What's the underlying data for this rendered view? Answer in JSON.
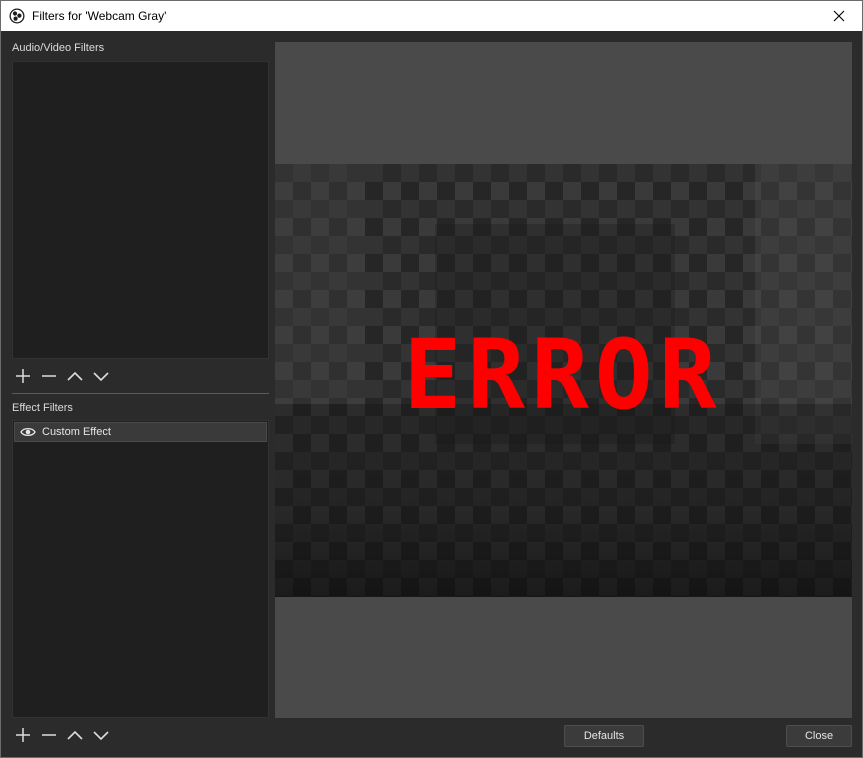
{
  "window": {
    "title": "Filters for 'Webcam Gray'"
  },
  "audio_video_filters": {
    "label": "Audio/Video Filters",
    "items": []
  },
  "effect_filters": {
    "label": "Effect Filters",
    "items": [
      {
        "label": "Custom Effect",
        "visible": true
      }
    ]
  },
  "preview": {
    "error_text": "ERROR"
  },
  "buttons": {
    "defaults": "Defaults",
    "close": "Close"
  },
  "icons": {
    "app": "obs-logo-icon",
    "close": "close-icon",
    "add": "plus-icon",
    "remove": "minus-icon",
    "up": "chevron-up-icon",
    "down": "chevron-down-icon",
    "visibility": "eye-icon"
  },
  "colors": {
    "error_red": "#ff0000",
    "window_bg": "#2b2b2b",
    "list_bg": "#1f1f1f",
    "preview_bg": "#4a4a4a"
  }
}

※ ※ ※

▶ **TASK DESCRIPTION**
How many of the listing's lines contain "chevron"? Respond with a single number and nothing else.

▶ **PROBLEM SOLUTION**
2